Given instruction » Copy the data word for word, keeping every line.

>> START

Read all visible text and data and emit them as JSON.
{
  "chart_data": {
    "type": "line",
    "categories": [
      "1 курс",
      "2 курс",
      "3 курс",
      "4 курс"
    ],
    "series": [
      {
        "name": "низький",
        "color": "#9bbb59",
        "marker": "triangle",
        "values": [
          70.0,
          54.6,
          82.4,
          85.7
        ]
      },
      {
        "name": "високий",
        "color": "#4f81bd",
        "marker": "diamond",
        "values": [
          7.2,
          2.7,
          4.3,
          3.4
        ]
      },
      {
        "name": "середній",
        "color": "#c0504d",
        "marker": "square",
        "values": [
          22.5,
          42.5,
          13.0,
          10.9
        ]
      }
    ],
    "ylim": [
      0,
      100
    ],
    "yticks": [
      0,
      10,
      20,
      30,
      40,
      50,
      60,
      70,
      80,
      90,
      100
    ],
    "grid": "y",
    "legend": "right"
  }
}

>> END

Result of the exercise »
Read all visible text and data and emit them as JSON.
{
  "chart_data": {
    "type": "line",
    "categories": [
      "1 курс",
      "2 курс",
      "3 курс",
      "4 курс"
    ],
    "series": [
      {
        "name": "низький",
        "color": "#9bbb59",
        "marker": "triangle",
        "values": [
          70.0,
          54.6,
          82.4,
          85.7
        ]
      },
      {
        "name": "високий",
        "color": "#4f81bd",
        "marker": "diamond",
        "values": [
          7.2,
          2.7,
          4.3,
          3.4
        ]
      },
      {
        "name": "середній",
        "color": "#c0504d",
        "marker": "square",
        "values": [
          22.5,
          42.5,
          13.0,
          10.9
        ]
      }
    ],
    "ylim": [
      0,
      100
    ],
    "yticks": [
      0,
      10,
      20,
      30,
      40,
      50,
      60,
      70,
      80,
      90,
      100
    ],
    "grid": "y",
    "legend": "right"
  }
}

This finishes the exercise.